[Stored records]
"""
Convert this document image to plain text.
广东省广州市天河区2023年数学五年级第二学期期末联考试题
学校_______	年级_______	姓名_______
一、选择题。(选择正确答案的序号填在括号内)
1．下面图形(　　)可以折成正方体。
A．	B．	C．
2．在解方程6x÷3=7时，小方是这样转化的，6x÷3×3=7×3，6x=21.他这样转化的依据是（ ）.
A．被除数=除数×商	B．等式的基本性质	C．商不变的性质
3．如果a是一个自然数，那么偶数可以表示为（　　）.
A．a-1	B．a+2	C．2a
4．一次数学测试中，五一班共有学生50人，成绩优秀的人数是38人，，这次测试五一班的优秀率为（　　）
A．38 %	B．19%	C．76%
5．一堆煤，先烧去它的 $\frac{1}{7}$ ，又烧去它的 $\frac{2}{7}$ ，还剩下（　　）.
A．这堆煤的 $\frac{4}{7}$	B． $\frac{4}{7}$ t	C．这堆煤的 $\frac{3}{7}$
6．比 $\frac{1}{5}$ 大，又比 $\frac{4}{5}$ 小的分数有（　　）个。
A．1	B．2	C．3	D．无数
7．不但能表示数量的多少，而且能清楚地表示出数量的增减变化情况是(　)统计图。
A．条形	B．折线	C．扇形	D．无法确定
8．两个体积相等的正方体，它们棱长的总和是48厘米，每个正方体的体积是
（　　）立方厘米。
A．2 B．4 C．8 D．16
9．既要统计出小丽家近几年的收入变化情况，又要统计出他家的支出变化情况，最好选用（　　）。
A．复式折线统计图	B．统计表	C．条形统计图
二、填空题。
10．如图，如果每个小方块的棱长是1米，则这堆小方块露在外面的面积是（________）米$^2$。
"""
*What you should do*
Every record shown above must be echoed exactly.

*Result*
Convert this document image to plain text.
广东省广州市天河区2023年数学五年级第二学期期末联考试题
学校_______	年级_______	姓名_______
一、选择题。(选择正确答案的序号填在括号内)
1．下面图形(　　)可以折成正方体。
A．	B．	C．
2．在解方程6x÷3=7时，小方是这样转化的，6x÷3×3=7×3，6x=21.他这样转化的依据是（ ）.
A．被除数=除数×商	B．等式的基本性质	C．商不变的性质
3．如果a是一个自然数，那么偶数可以表示为（　　）.
A．a-1	B．a+2	C．2a
4．一次数学测试中，五一班共有学生50人，成绩优秀的人数是38人，，这次测试五一班的优秀率为（　　）
A．38 %	B．19%	C．76%
5．一堆煤，先烧去它的 $\frac{1}{7}$ ，又烧去它的 $\frac{2}{7}$ ，还剩下（　　）.
A．这堆煤的 $\frac{4}{7}$	B． $\frac{4}{7}$ t	C．这堆煤的 $\frac{3}{7}$
6．比 $\frac{1}{5}$ 大，又比 $\frac{4}{5}$ 小的分数有（　　）个。
A．1	B．2	C．3	D．无数
7．不但能表示数量的多少，而且能清楚地表示出数量的增减变化情况是(　)统计图。
A．条形	B．折线	C．扇形	D．无法确定
8．两个体积相等的正方体，它们棱长的总和是48厘米，每个正方体的体积是
（　　）立方厘米。
A．2 B．4 C．8 D．16
9．既要统计出小丽家近几年的收入变化情况，又要统计出他家的支出变化情况，最好选用（　　）。
A．复式折线统计图	B．统计表	C．条形统计图
二、填空题。
10．如图，如果每个小方块的棱长是1米，则这堆小方块露在外面的面积是（________）米$^2$。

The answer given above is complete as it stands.